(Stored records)
________________________________________
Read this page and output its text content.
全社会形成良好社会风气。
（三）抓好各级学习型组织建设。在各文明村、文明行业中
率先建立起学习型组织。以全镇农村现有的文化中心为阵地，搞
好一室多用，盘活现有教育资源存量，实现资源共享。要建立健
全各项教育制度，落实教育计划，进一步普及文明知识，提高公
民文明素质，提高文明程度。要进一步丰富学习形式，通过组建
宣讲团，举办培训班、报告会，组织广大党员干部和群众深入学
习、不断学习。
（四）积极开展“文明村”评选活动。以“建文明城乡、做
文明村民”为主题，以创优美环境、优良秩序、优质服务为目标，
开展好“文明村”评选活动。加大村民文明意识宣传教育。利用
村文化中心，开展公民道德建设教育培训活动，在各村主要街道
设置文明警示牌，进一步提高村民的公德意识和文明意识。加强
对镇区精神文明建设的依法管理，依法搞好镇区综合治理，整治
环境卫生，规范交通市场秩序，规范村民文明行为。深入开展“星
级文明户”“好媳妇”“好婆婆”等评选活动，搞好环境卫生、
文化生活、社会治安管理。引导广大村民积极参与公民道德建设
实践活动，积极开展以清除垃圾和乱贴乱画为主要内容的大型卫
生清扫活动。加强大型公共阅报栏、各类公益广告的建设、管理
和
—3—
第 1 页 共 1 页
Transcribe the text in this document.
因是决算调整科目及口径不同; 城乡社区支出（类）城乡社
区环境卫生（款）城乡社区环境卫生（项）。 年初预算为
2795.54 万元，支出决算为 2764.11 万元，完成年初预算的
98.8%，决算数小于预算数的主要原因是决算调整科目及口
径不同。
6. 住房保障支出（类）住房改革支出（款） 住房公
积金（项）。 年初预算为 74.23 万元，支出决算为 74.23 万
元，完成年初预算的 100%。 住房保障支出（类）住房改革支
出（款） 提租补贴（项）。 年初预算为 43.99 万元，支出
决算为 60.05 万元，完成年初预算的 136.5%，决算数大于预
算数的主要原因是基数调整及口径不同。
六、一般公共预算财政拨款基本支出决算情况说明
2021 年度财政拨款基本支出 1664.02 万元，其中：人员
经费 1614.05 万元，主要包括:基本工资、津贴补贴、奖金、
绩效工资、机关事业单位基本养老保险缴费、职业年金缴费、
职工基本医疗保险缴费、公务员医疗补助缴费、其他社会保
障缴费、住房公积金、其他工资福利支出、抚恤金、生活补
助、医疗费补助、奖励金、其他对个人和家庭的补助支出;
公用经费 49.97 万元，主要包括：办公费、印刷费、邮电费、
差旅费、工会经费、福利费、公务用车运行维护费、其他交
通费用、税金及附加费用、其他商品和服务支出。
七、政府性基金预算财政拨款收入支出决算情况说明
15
________________________________________
» **Objective**
Gather all lines of the records that include the word "住房保障支出".

» **Output**
6. 住房保障支出（类）住房改革支出（款） 住房公
元，完成年初预算的 100%。 住房保障支出（类）住房改革支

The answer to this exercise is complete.